- EXERCISE -
Look through the data for the string "投诉人反映的". Copy every line where it is found.

===

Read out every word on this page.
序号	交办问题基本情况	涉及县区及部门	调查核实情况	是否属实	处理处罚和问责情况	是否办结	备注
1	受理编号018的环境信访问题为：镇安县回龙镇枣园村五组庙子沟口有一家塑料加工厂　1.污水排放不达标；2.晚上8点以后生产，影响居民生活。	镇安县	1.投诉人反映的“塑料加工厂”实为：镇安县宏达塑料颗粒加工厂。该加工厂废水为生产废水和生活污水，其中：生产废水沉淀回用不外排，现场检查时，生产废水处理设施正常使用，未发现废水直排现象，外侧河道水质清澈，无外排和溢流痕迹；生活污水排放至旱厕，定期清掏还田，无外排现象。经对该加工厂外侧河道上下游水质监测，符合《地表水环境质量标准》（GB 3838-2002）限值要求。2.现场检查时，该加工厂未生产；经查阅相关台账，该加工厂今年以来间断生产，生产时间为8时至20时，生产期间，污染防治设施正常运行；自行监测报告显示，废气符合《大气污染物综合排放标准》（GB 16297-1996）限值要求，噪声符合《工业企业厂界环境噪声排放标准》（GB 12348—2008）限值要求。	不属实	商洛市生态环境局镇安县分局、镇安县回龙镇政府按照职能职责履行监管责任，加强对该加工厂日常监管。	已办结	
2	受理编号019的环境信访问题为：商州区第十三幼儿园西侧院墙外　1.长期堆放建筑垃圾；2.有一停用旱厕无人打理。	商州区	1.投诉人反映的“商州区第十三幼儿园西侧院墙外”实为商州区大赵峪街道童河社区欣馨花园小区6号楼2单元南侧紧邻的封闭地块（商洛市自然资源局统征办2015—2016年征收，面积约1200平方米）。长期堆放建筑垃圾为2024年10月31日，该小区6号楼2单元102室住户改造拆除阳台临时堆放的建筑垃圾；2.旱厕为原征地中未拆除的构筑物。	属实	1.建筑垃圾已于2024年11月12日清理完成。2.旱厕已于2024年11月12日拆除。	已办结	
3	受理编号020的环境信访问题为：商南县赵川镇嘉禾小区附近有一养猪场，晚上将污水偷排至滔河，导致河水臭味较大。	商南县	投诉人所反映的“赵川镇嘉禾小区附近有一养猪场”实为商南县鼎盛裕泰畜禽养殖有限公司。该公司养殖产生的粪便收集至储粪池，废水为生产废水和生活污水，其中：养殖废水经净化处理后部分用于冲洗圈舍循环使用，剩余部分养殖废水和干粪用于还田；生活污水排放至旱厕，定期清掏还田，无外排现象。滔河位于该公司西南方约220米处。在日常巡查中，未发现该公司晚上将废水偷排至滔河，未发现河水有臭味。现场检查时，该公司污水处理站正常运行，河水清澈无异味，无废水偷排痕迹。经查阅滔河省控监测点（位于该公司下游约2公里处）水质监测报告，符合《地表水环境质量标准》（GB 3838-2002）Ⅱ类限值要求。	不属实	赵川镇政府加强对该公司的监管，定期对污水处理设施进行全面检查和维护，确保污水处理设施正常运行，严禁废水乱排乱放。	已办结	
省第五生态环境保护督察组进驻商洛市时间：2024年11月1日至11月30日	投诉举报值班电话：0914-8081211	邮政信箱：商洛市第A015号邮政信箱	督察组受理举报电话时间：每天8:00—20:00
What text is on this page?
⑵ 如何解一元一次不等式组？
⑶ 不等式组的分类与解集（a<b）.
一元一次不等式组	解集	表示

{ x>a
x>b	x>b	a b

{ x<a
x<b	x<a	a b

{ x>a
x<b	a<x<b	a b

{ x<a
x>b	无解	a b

===

- THE RESULT -
1	受理编号018的环境信访问题为：镇安县回龙镇枣园村五组庙子沟口有一家塑料加工厂　1.污水排放不达标；2.晚上8点以后生产，影响居民生活。	镇安县	1.投诉人反映的“塑料加工厂”实为：镇安县宏达塑料颗粒加工厂。该加工厂废水为生产废水和生活污水，其中：生产废水沉淀回用不外排，现场检查时，生产废水处理设施正常使用，未发现废水直排现象，外侧河道水质清澈，无外排和溢流痕迹；生活污水排放至旱厕，定期清掏还田，无外排现象。经对该加工厂外侧河道上下游水质监测，符合《地表水环境质量标准》（GB 3838-2002）限值要求。2.现场检查时，该加工厂未生产；经查阅相关台账，该加工厂今年以来间断生产，生产时间为8时至20时，生产期间，污染防治设施正常运行；自行监测报告显示，废气符合《大气污染物综合排放标准》（GB 16297-1996）限值要求，噪声符合《工业企业厂界环境噪声排放标准》（GB 12348—2008）限值要求。	不属实	商洛市生态环境局镇安县分局、镇安县回龙镇政府按照职能职责履行监管责任，加强对该加工厂日常监管。	已办结	
2	受理编号019的环境信访问题为：商州区第十三幼儿园西侧院墙外　1.长期堆放建筑垃圾；2.有一停用旱厕无人打理。	商州区	1.投诉人反映的“商州区第十三幼儿园西侧院墙外”实为商州区大赵峪街道童河社区欣馨花园小区6号楼2单元南侧紧邻的封闭地块（商洛市自然资源局统征办2015—2016年征收，面积约1200平方米）。长期堆放建筑垃圾为2024年10月31日，该小区6号楼2单元102室住户改造拆除阳台临时堆放的建筑垃圾；2.旱厕为原征地中未拆除的构筑物。	属实	1.建筑垃圾已于2024年11月12日清理完成。2.旱厕已于2024年11月12日拆除。	已办结	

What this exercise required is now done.